→ SET TASK:
Reproduce the records below exactly as they appear, omitting any pictures they contain.

→ INFORMATION SHOWN:
□ □ □ □ □

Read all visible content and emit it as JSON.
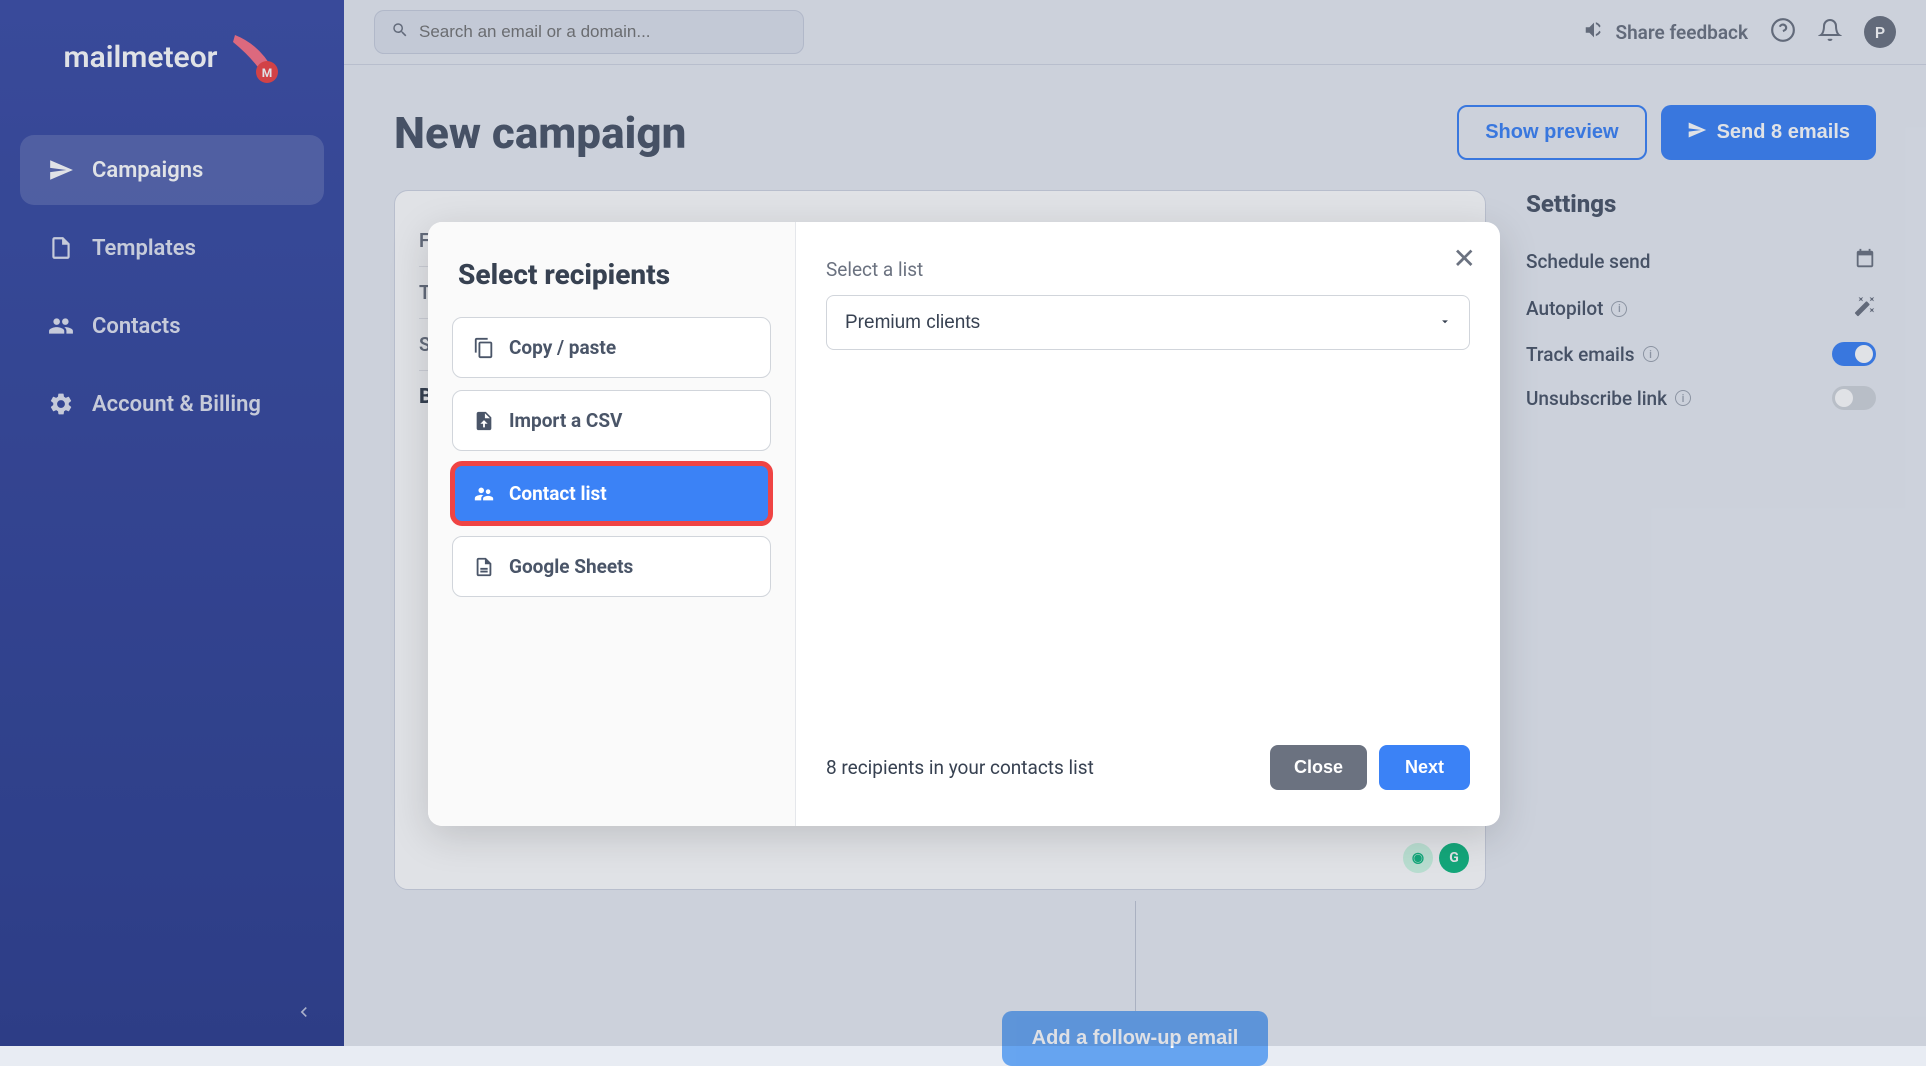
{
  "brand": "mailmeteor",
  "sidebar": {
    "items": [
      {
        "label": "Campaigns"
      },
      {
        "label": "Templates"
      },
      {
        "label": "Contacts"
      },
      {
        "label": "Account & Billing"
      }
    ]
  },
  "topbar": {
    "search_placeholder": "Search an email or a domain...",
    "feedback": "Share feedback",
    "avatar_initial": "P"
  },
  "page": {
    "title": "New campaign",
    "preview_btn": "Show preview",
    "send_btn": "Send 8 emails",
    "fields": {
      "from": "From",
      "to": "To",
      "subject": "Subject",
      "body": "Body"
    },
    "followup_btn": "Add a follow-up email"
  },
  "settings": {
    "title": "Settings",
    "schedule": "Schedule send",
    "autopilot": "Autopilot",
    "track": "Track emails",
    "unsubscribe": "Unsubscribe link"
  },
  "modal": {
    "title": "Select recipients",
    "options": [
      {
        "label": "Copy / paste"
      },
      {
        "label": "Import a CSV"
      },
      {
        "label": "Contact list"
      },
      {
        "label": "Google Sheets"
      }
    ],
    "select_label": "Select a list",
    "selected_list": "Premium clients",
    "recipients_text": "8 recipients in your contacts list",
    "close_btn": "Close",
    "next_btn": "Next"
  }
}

□ □ □ □ □

→ EXPECTED ANSWER:
Read all visible content and emit it as JSON.
{
  "brand": "mailmeteor",
  "sidebar": {
    "items": [
      {
        "label": "Campaigns"
      },
      {
        "label": "Templates"
      },
      {
        "label": "Contacts"
      },
      {
        "label": "Account & Billing"
      }
    ]
  },
  "topbar": {
    "search_placeholder": "Search an email or a domain...",
    "feedback": "Share feedback",
    "avatar_initial": "P"
  },
  "page": {
    "title": "New campaign",
    "preview_btn": "Show preview",
    "send_btn": "Send 8 emails",
    "fields": {
      "from": "From",
      "to": "To",
      "subject": "Subject",
      "body": "Body"
    },
    "followup_btn": "Add a follow-up email"
  },
  "settings": {
    "title": "Settings",
    "schedule": "Schedule send",
    "autopilot": "Autopilot",
    "track": "Track emails",
    "unsubscribe": "Unsubscribe link"
  },
  "modal": {
    "title": "Select recipients",
    "options": [
      {
        "label": "Copy / paste"
      },
      {
        "label": "Import a CSV"
      },
      {
        "label": "Contact list"
      },
      {
        "label": "Google Sheets"
      }
    ],
    "select_label": "Select a list",
    "selected_list": "Premium clients",
    "recipients_text": "8 recipients in your contacts list",
    "close_btn": "Close",
    "next_btn": "Next"
  }
}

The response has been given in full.